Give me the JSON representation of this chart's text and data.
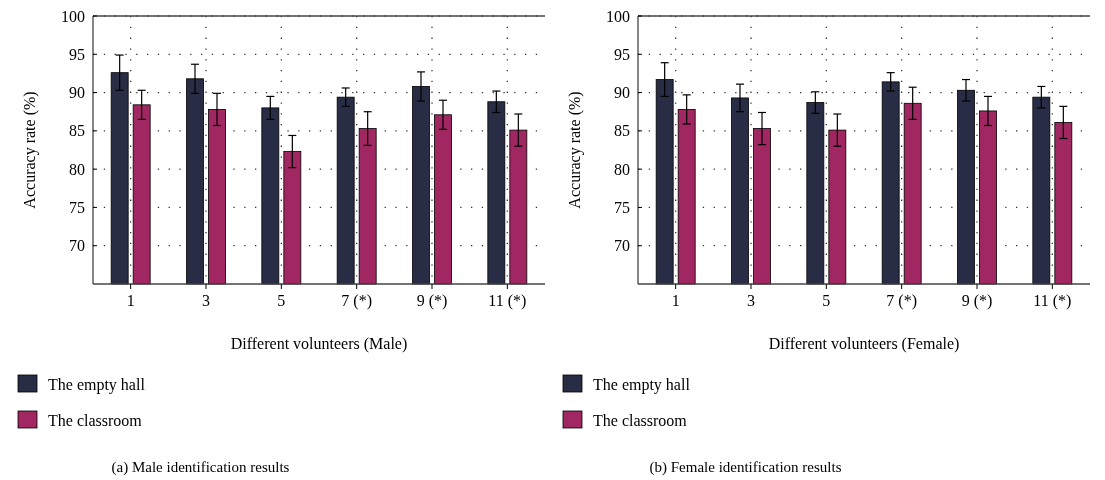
{
  "chart_data": [
    {
      "type": "bar",
      "title": "(a) Male identification results",
      "xlabel": "Different volunteers (Male)",
      "ylabel": "Accuracy rate (%)",
      "categories": [
        "1",
        "3",
        "5",
        "7 (*)",
        "9 (*)",
        "11 (*)"
      ],
      "series": [
        {
          "name": "The empty hall",
          "color": "#282d45",
          "values": [
            92.6,
            91.8,
            88.0,
            89.4,
            90.8,
            88.8
          ],
          "errors": [
            2.3,
            1.9,
            1.5,
            1.2,
            1.9,
            1.4
          ]
        },
        {
          "name": "The classroom",
          "color": "#a02762",
          "values": [
            88.4,
            87.8,
            82.3,
            85.3,
            87.1,
            85.1
          ],
          "errors": [
            1.9,
            2.1,
            2.1,
            2.2,
            1.9,
            2.1
          ]
        }
      ],
      "ylim": [
        65,
        100
      ],
      "yticks": [
        70,
        75,
        80,
        85,
        90,
        95,
        100
      ],
      "grid": true,
      "legend": "bottom left"
    },
    {
      "type": "bar",
      "title": "(b) Female identification results",
      "xlabel": "Different volunteers (Female)",
      "ylabel": "Accuracy rate (%)",
      "categories": [
        "1",
        "3",
        "5",
        "7 (*)",
        "9 (*)",
        "11 (*)"
      ],
      "series": [
        {
          "name": "The empty hall",
          "color": "#282d45",
          "values": [
            91.7,
            89.3,
            88.7,
            91.4,
            90.3,
            89.4
          ],
          "errors": [
            2.2,
            1.8,
            1.4,
            1.2,
            1.4,
            1.4
          ]
        },
        {
          "name": "The classroom",
          "color": "#a02762",
          "values": [
            87.8,
            85.3,
            85.1,
            88.6,
            87.6,
            86.1
          ],
          "errors": [
            1.9,
            2.1,
            2.1,
            2.1,
            1.9,
            2.1
          ]
        }
      ],
      "ylim": [
        65,
        100
      ],
      "yticks": [
        70,
        75,
        80,
        85,
        90,
        95,
        100
      ],
      "grid": true,
      "legend": "bottom left"
    }
  ]
}
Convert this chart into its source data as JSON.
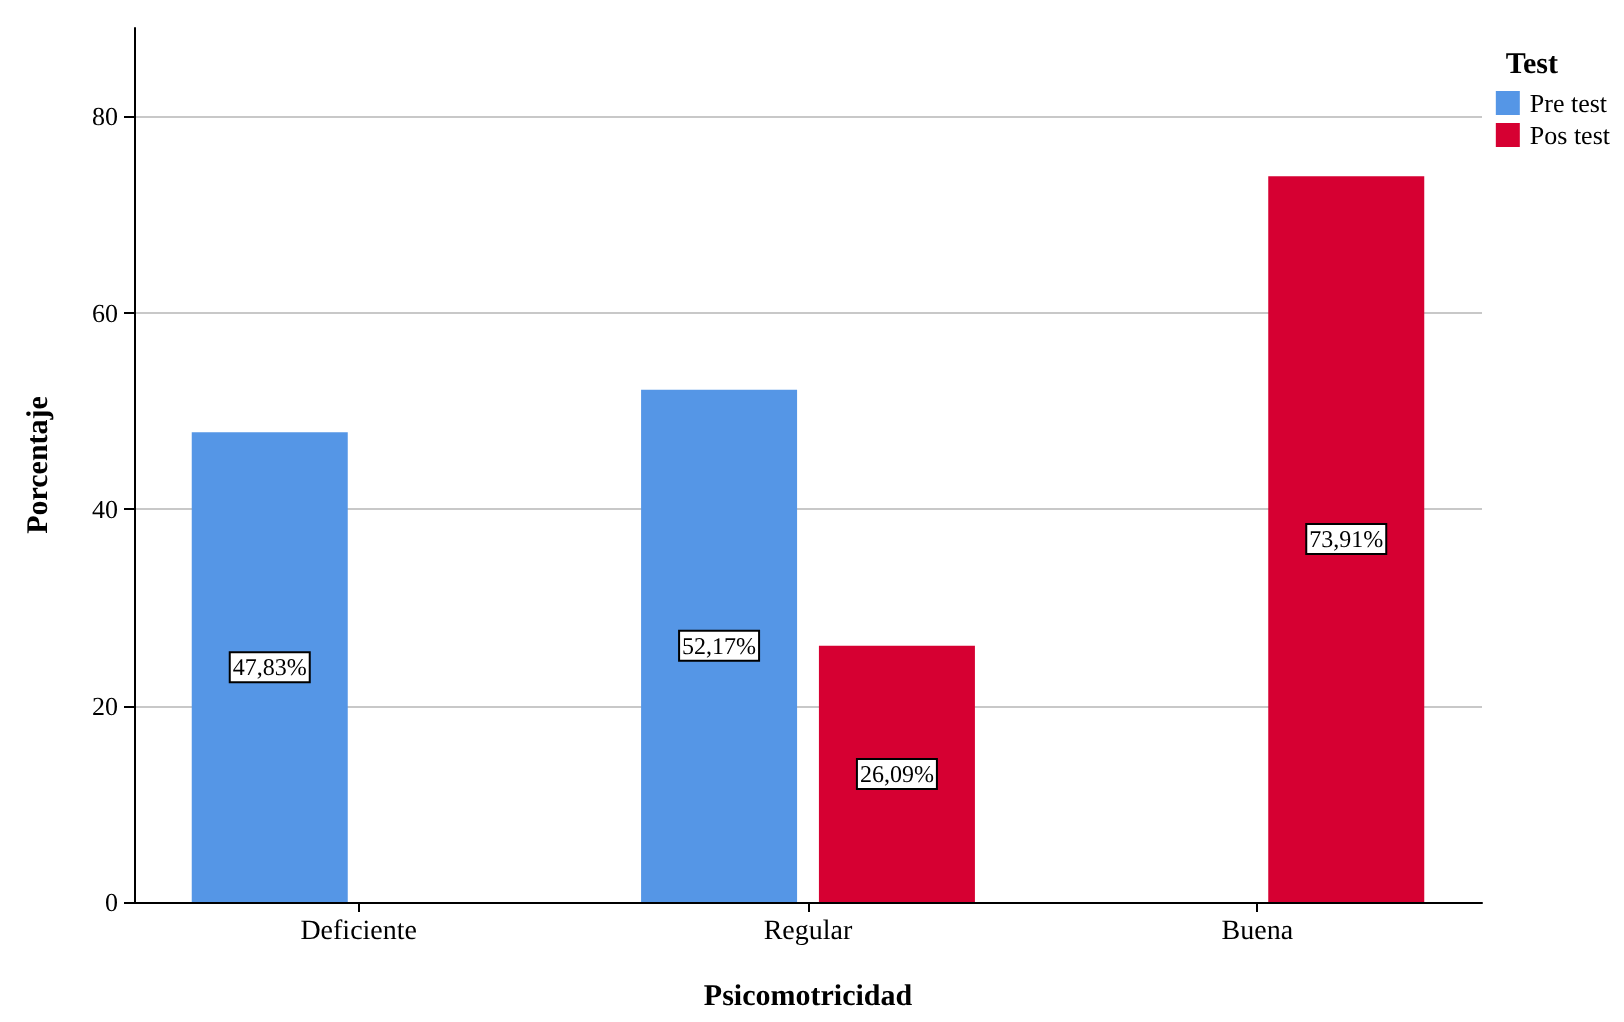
{
  "chart_data": {
    "type": "bar",
    "xlabel": "Psicomotricidad",
    "ylabel": "Porcentaje",
    "legend_title": "Test",
    "categories": [
      "Deficiente",
      "Regular",
      "Buena"
    ],
    "series": [
      {
        "name": "Pre test",
        "color": "#5596e6",
        "values": [
          47.83,
          52.17,
          null
        ],
        "value_labels": [
          "47,83%",
          "52,17%",
          null
        ]
      },
      {
        "name": "Pos test",
        "color": "#d60032",
        "values": [
          null,
          26.09,
          73.91
        ],
        "value_labels": [
          null,
          "26,09%",
          "73,91%"
        ]
      }
    ],
    "ylim": [
      0,
      89
    ],
    "yticks": [
      0,
      20,
      40,
      60,
      80
    ],
    "grid": "y",
    "legend": "top right"
  }
}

**REQUIREMENT**.
Leave out the pictures and print every line of the data exactly.

**OUTPUT**.
Give me the JSON representation of this chart's text and data.
{
  "chart_data": [
    {
      "type": "bar",
      "title": "(a) Male identification results",
      "xlabel": "Different volunteers (Male)",
      "ylabel": "Accuracy rate (%)",
      "categories": [
        "1",
        "3",
        "5",
        "7 (*)",
        "9 (*)",
        "11 (*)"
      ],
      "series": [
        {
          "name": "The empty hall",
          "color": "#282d45",
          "values": [
            92.6,
            91.8,
            88.0,
            89.4,
            90.8,
            88.8
          ],
          "errors": [
            2.3,
            1.9,
            1.5,
            1.2,
            1.9,
            1.4
          ]
        },
        {
          "name": "The classroom",
          "color": "#a02762",
          "values": [
            88.4,
            87.8,
            82.3,
            85.3,
            87.1,
            85.1
          ],
          "errors": [
            1.9,
            2.1,
            2.1,
            2.2,
            1.9,
            2.1
          ]
        }
      ],
      "ylim": [
        65,
        100
      ],
      "yticks": [
        70,
        75,
        80,
        85,
        90,
        95,
        100
      ],
      "grid": true,
      "legend": "bottom left"
    },
    {
      "type": "bar",
      "title": "(b) Female identification results",
      "xlabel": "Different volunteers (Female)",
      "ylabel": "Accuracy rate (%)",
      "categories": [
        "1",
        "3",
        "5",
        "7 (*)",
        "9 (*)",
        "11 (*)"
      ],
      "series": [
        {
          "name": "The empty hall",
          "color": "#282d45",
          "values": [
            91.7,
            89.3,
            88.7,
            91.4,
            90.3,
            89.4
          ],
          "errors": [
            2.2,
            1.8,
            1.4,
            1.2,
            1.4,
            1.4
          ]
        },
        {
          "name": "The classroom",
          "color": "#a02762",
          "values": [
            87.8,
            85.3,
            85.1,
            88.6,
            87.6,
            86.1
          ],
          "errors": [
            1.9,
            2.1,
            2.1,
            2.1,
            1.9,
            2.1
          ]
        }
      ],
      "ylim": [
        65,
        100
      ],
      "yticks": [
        70,
        75,
        80,
        85,
        90,
        95,
        100
      ],
      "grid": true,
      "legend": "bottom left"
    }
  ]
}
Convert this chart into its source data as JSON.
{
  "chart_data": {
    "type": "bar",
    "xlabel": "Psicomotricidad",
    "ylabel": "Porcentaje",
    "legend_title": "Test",
    "categories": [
      "Deficiente",
      "Regular",
      "Buena"
    ],
    "series": [
      {
        "name": "Pre test",
        "color": "#5596e6",
        "values": [
          47.83,
          52.17,
          null
        ],
        "value_labels": [
          "47,83%",
          "52,17%",
          null
        ]
      },
      {
        "name": "Pos test",
        "color": "#d60032",
        "values": [
          null,
          26.09,
          73.91
        ],
        "value_labels": [
          null,
          "26,09%",
          "73,91%"
        ]
      }
    ],
    "ylim": [
      0,
      89
    ],
    "yticks": [
      0,
      20,
      40,
      60,
      80
    ],
    "grid": "y",
    "legend": "top right"
  }
}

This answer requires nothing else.